Problem to solve.
Below are records. Copy every line with "Detection" in it.
"""
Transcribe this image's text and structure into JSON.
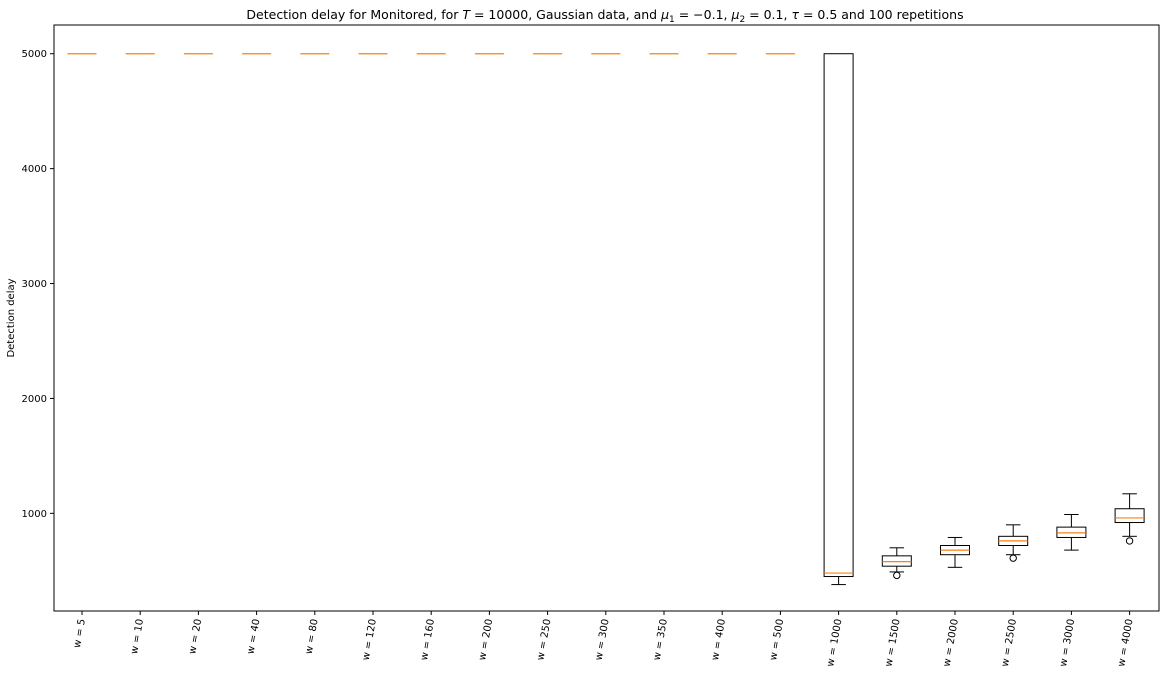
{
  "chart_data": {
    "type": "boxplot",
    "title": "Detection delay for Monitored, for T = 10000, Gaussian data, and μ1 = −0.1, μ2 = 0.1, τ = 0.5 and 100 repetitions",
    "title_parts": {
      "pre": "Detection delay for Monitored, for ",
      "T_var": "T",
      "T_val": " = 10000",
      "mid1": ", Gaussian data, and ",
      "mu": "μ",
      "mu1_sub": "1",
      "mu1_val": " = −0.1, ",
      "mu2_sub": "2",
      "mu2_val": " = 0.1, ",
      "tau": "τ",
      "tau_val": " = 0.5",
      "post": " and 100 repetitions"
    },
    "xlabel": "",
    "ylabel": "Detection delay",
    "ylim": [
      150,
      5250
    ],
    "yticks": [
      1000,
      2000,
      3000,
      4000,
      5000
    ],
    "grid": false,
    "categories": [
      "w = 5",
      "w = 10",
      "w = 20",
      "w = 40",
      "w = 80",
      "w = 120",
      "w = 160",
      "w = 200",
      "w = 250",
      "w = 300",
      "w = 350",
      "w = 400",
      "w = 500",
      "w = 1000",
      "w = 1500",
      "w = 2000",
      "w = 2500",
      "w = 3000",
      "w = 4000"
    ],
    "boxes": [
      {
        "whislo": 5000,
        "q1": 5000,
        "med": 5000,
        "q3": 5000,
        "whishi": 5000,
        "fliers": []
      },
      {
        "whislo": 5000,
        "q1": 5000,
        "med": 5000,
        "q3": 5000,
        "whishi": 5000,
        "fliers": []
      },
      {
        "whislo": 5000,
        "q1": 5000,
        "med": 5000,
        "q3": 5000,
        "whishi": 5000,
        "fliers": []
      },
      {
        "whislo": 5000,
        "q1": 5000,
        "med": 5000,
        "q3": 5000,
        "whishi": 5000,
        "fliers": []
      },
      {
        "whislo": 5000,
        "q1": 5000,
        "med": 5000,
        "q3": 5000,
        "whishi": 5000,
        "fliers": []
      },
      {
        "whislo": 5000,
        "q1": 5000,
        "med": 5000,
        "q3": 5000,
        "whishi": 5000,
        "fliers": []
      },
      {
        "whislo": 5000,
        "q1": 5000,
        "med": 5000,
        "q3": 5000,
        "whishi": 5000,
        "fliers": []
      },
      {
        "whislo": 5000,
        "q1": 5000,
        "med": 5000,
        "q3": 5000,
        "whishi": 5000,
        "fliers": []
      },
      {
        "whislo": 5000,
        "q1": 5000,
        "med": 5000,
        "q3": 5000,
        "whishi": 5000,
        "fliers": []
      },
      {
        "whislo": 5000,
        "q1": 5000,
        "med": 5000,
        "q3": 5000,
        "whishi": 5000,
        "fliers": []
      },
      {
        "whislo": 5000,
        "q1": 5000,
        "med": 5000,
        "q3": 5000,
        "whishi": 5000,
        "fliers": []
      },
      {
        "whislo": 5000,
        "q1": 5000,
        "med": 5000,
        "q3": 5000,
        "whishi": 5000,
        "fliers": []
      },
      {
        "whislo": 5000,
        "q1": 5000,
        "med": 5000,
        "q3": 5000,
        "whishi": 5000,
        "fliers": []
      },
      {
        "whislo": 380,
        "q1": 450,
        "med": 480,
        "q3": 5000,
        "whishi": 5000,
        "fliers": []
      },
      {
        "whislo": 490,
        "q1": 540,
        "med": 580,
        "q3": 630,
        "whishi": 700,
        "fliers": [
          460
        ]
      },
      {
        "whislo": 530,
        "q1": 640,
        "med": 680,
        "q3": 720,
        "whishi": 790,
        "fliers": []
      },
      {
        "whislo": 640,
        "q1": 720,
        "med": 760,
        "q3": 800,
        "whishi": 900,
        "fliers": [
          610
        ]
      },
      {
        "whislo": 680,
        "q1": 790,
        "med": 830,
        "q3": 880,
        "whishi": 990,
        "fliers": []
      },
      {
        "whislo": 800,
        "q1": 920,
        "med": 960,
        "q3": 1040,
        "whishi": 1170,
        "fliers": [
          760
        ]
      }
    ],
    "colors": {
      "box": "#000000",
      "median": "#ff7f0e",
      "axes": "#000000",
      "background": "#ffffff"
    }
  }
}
"""
The answer.
    "title": "Detection delay for Monitored, for T = 10000, Gaussian data, and μ1 = −0.1, μ2 = 0.1, τ = 0.5 and 100 repetitions",
      "pre": "Detection delay for Monitored, for ",
    "ylabel": "Detection delay",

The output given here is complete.